> PROBLEM TO SOLVE
All of the lines below are to be transcribed faithfully, with pictures excluded from the copy.

> INPUT DATA
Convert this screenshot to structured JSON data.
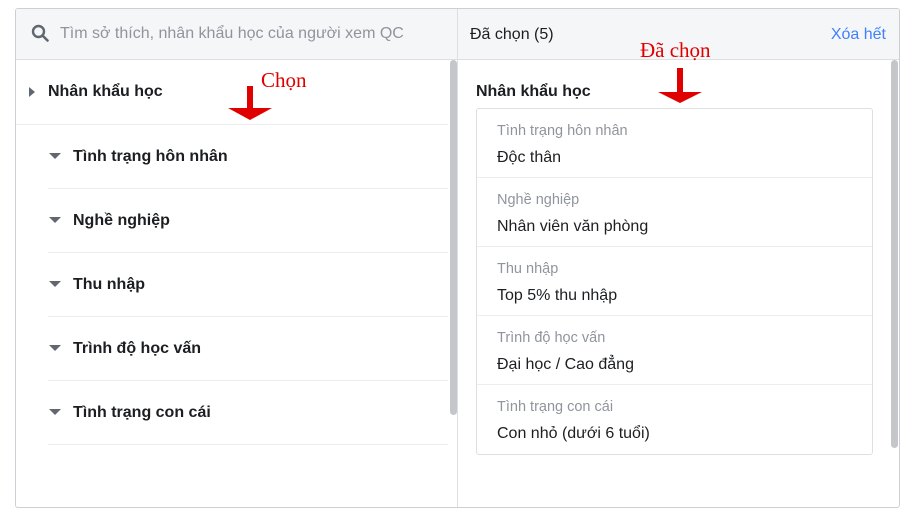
{
  "search": {
    "placeholder": "Tìm sở thích, nhân khẩu học của người xem QC"
  },
  "header": {
    "selected_count": "Đã chọn (5)",
    "clear_all": "Xóa hết"
  },
  "tree": {
    "root": "Nhân khẩu học",
    "children": [
      {
        "label": "Tình trạng hôn nhân"
      },
      {
        "label": "Nghề nghiệp"
      },
      {
        "label": "Thu nhập"
      },
      {
        "label": "Trình độ học vấn"
      },
      {
        "label": "Tình trạng con cái"
      }
    ]
  },
  "selected": {
    "title": "Nhân khẩu học",
    "items": [
      {
        "category": "Tình trạng hôn nhân",
        "value": "Độc thân"
      },
      {
        "category": "Nghề nghiệp",
        "value": "Nhân viên văn phòng"
      },
      {
        "category": "Thu nhập",
        "value": "Top 5% thu nhập"
      },
      {
        "category": "Trình độ học vấn",
        "value": "Đại học / Cao đẳng"
      },
      {
        "category": "Tình trạng con cái",
        "value": "Con nhỏ (dưới 6 tuổi)"
      }
    ]
  },
  "annotations": {
    "left": "Chọn",
    "right": "Đã chọn",
    "color": "#e00000"
  },
  "colors": {
    "link": "#4080ff",
    "header_bg": "#f5f6f7",
    "muted_text": "#90949c"
  },
  "icons": {
    "search": "search-icon",
    "expand": "caret-right-icon",
    "collapse": "caret-down-icon"
  }
}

> SOLUTION TO THE PROBLEM
Convert this screenshot to structured JSON data.
{
  "search": {
    "placeholder": "Tìm sở thích, nhân khẩu học của người xem QC"
  },
  "header": {
    "selected_count": "Đã chọn (5)",
    "clear_all": "Xóa hết"
  },
  "tree": {
    "root": "Nhân khẩu học",
    "children": [
      {
        "label": "Tình trạng hôn nhân"
      },
      {
        "label": "Nghề nghiệp"
      },
      {
        "label": "Thu nhập"
      },
      {
        "label": "Trình độ học vấn"
      },
      {
        "label": "Tình trạng con cái"
      }
    ]
  },
  "selected": {
    "title": "Nhân khẩu học",
    "items": [
      {
        "category": "Tình trạng hôn nhân",
        "value": "Độc thân"
      },
      {
        "category": "Nghề nghiệp",
        "value": "Nhân viên văn phòng"
      },
      {
        "category": "Thu nhập",
        "value": "Top 5% thu nhập"
      },
      {
        "category": "Trình độ học vấn",
        "value": "Đại học / Cao đẳng"
      },
      {
        "category": "Tình trạng con cái",
        "value": "Con nhỏ (dưới 6 tuổi)"
      }
    ]
  },
  "annotations": {
    "left": "Chọn",
    "right": "Đã chọn",
    "color": "#e00000"
  },
  "colors": {
    "link": "#4080ff",
    "header_bg": "#f5f6f7",
    "muted_text": "#90949c"
  },
  "icons": {
    "search": "search-icon",
    "expand": "caret-right-icon",
    "collapse": "caret-down-icon"
  }
}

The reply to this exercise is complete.